Problem requirements: An exact copy of all the data is required, with pictures left out.

Dataset rows about figures
◆ ◆ ◆

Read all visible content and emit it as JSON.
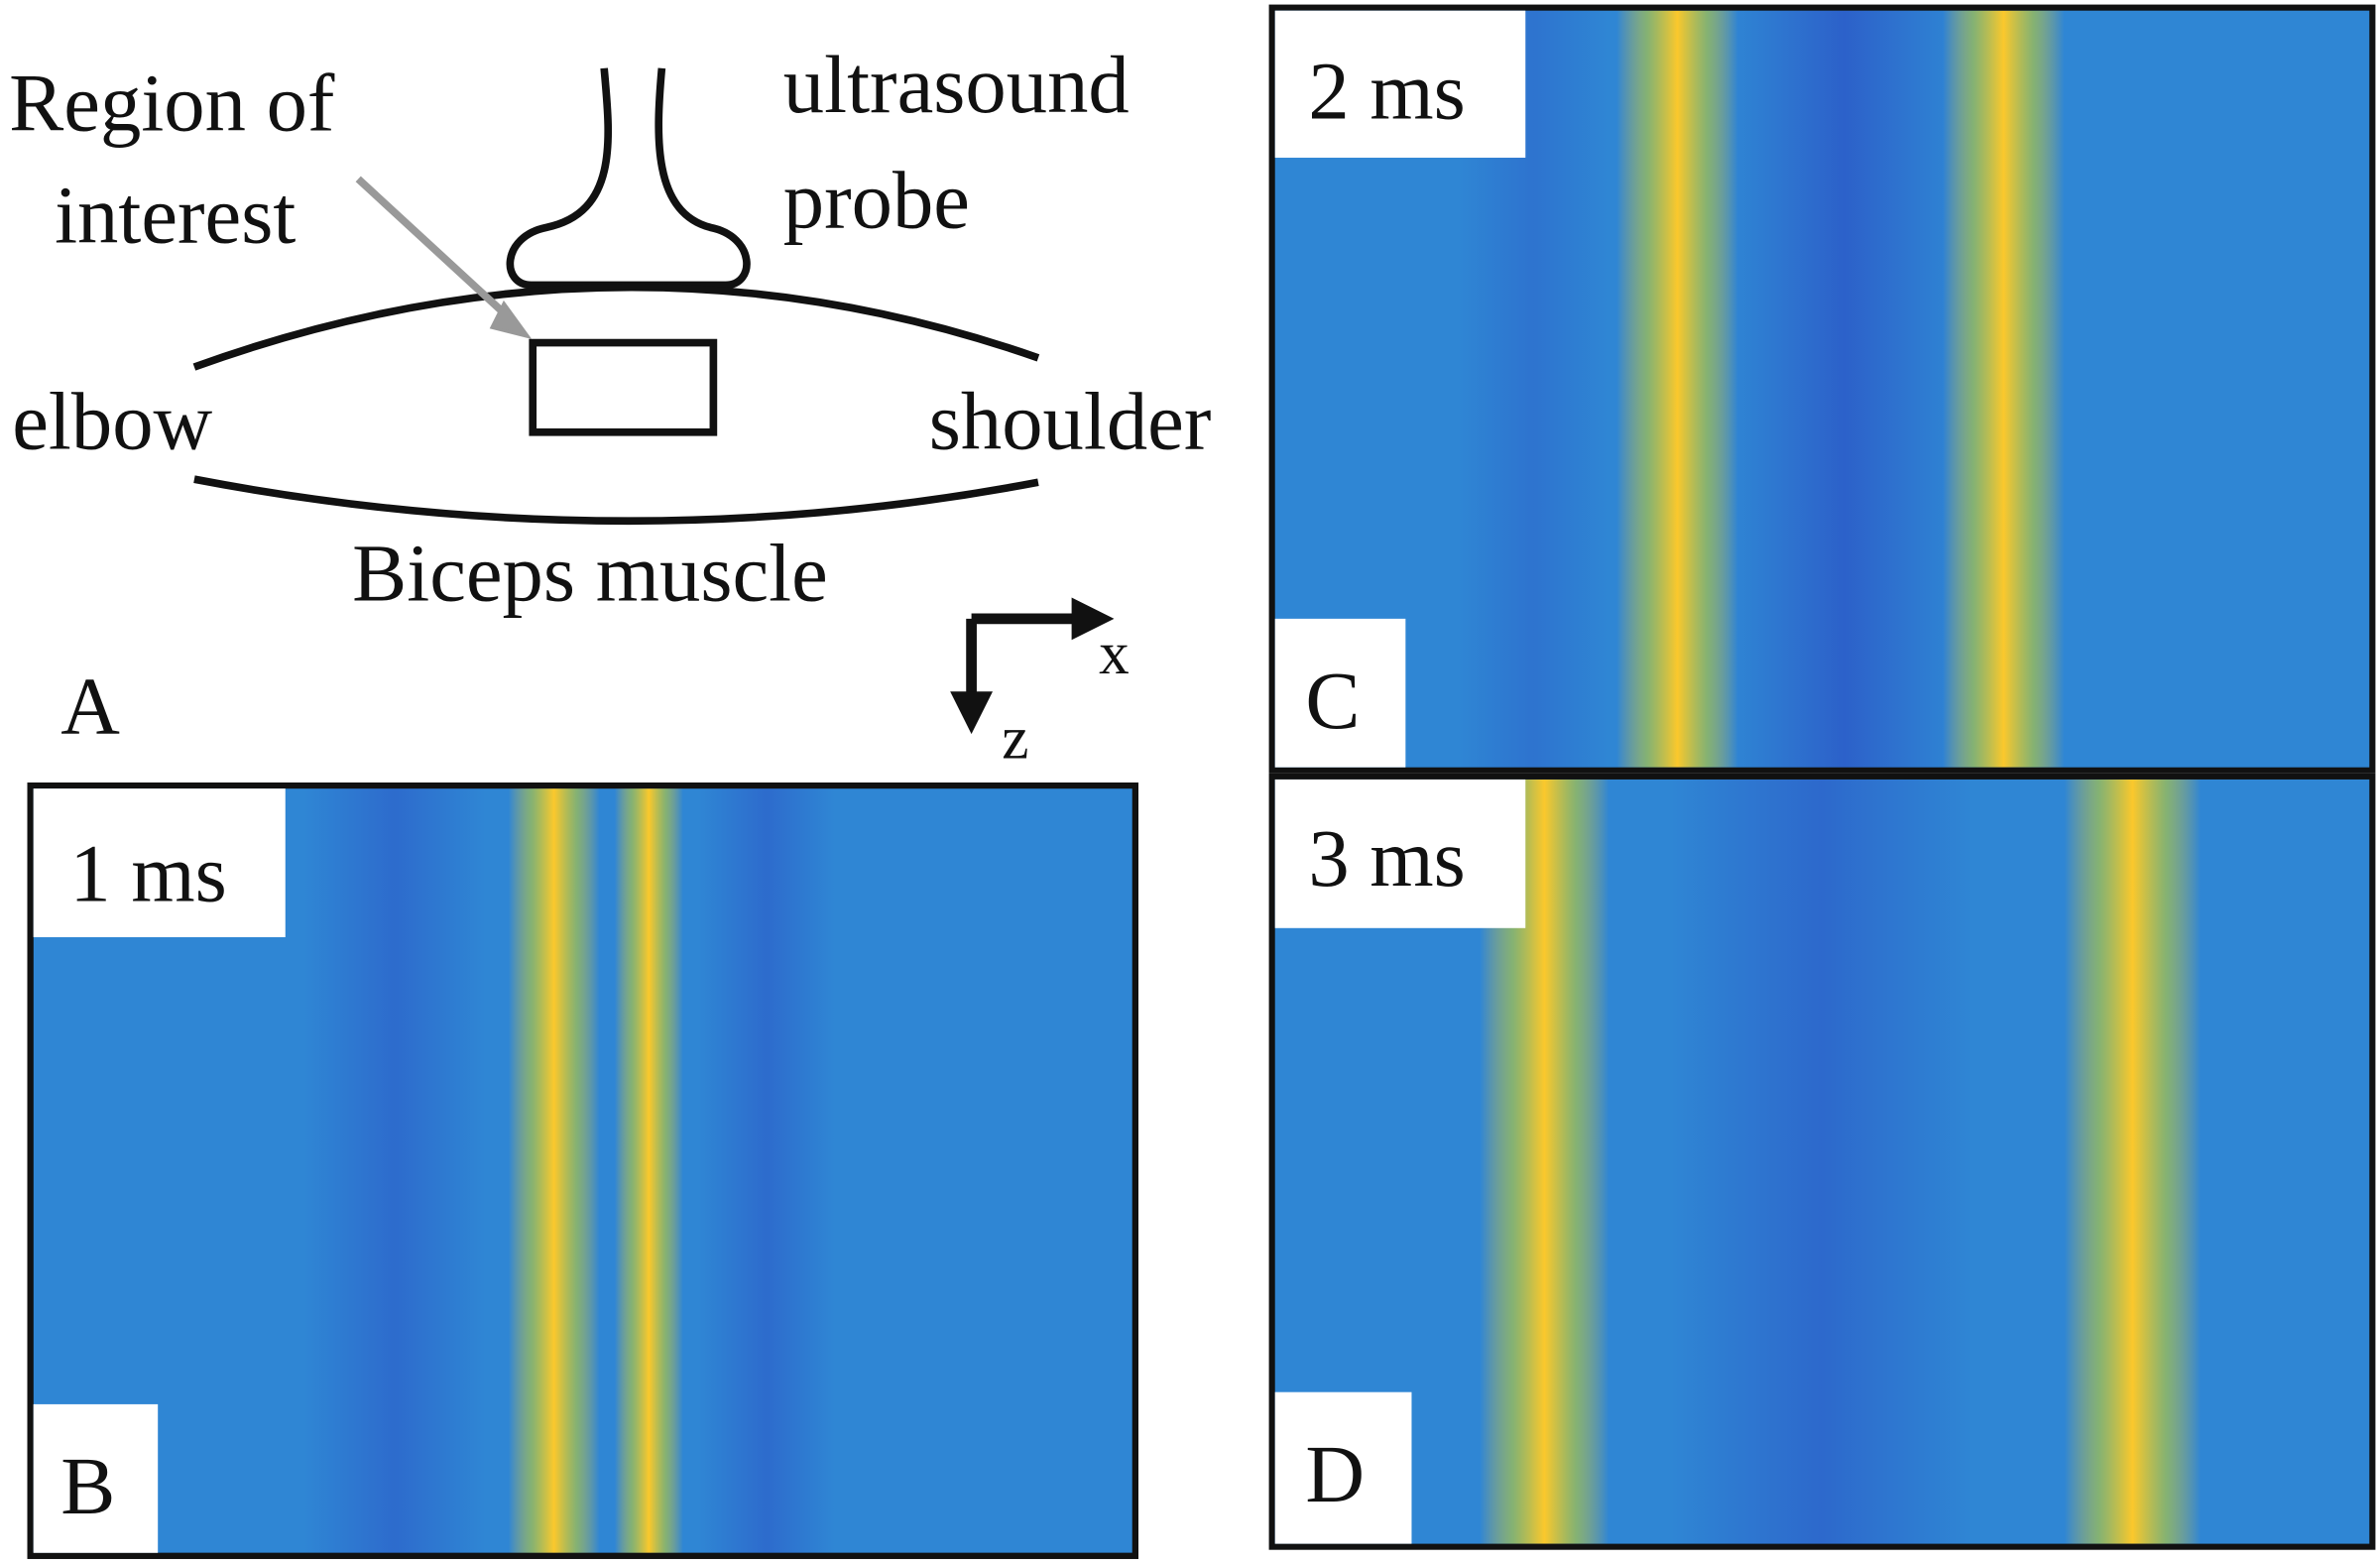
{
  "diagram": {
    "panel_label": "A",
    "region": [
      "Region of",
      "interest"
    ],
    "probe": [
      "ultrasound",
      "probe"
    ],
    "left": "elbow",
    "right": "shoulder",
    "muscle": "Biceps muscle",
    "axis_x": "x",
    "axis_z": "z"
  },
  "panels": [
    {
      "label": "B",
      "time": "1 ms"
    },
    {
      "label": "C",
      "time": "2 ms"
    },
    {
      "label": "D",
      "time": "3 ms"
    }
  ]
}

◆ ◆ ◆

Right answer:
Read all visible content and emit it as JSON.
{
  "diagram": {
    "panel_label": "A",
    "region": [
      "Region of",
      "interest"
    ],
    "probe": [
      "ultrasound",
      "probe"
    ],
    "left": "elbow",
    "right": "shoulder",
    "muscle": "Biceps muscle",
    "axis_x": "x",
    "axis_z": "z"
  },
  "panels": [
    {
      "label": "B",
      "time": "1 ms"
    },
    {
      "label": "C",
      "time": "2 ms"
    },
    {
      "label": "D",
      "time": "3 ms"
    }
  ]
}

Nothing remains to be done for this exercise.